• Working data
------------------------------------------------------------------------
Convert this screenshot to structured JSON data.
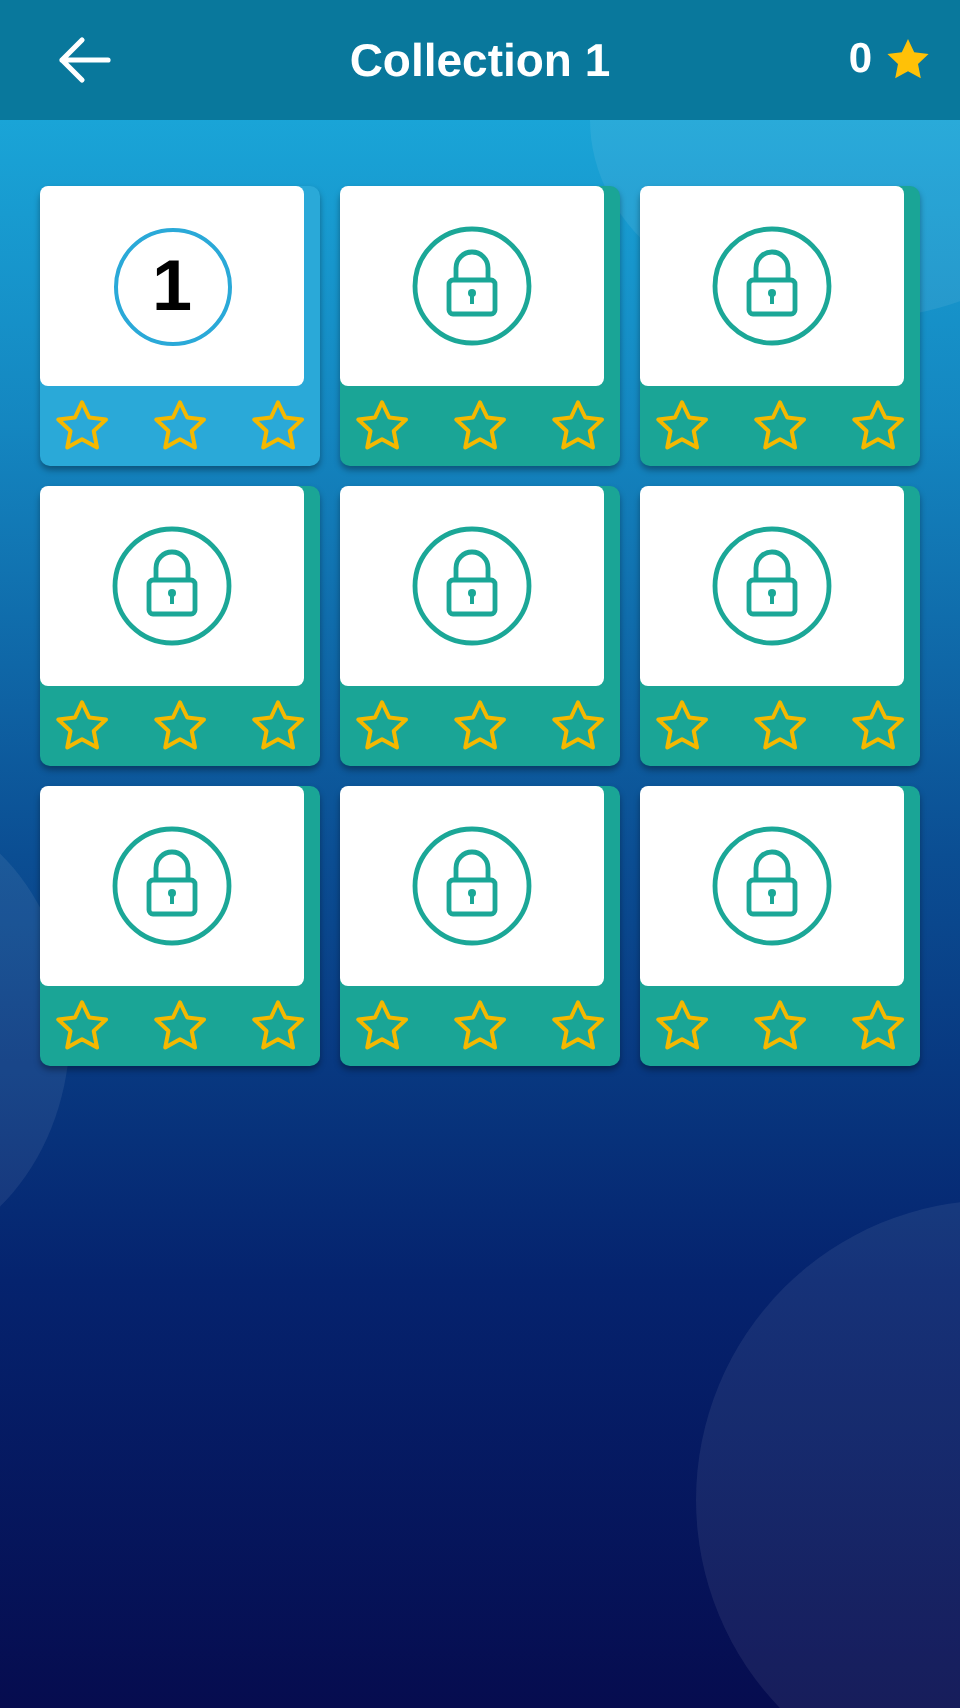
{
  "header": {
    "title": "Collection 1",
    "star_count": "0"
  },
  "levels": [
    {
      "kind": "number",
      "label": "1",
      "stars": 0
    },
    {
      "kind": "locked",
      "stars": 0
    },
    {
      "kind": "locked",
      "stars": 0
    },
    {
      "kind": "locked",
      "stars": 0
    },
    {
      "kind": "locked",
      "stars": 0
    },
    {
      "kind": "locked",
      "stars": 0
    },
    {
      "kind": "locked",
      "stars": 0
    },
    {
      "kind": "locked",
      "stars": 0
    },
    {
      "kind": "locked",
      "stars": 0
    }
  ]
}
------------------------------------------------------------------------
• Exercise task
Copy out all the records exactly, excluding pictures.

• Result for this task
Convert this screenshot to structured JSON data.
{
  "header": {
    "title": "Collection 1",
    "star_count": "0"
  },
  "levels": [
    {
      "kind": "number",
      "label": "1",
      "stars": 0
    },
    {
      "kind": "locked",
      "stars": 0
    },
    {
      "kind": "locked",
      "stars": 0
    },
    {
      "kind": "locked",
      "stars": 0
    },
    {
      "kind": "locked",
      "stars": 0
    },
    {
      "kind": "locked",
      "stars": 0
    },
    {
      "kind": "locked",
      "stars": 0
    },
    {
      "kind": "locked",
      "stars": 0
    },
    {
      "kind": "locked",
      "stars": 0
    }
  ]
}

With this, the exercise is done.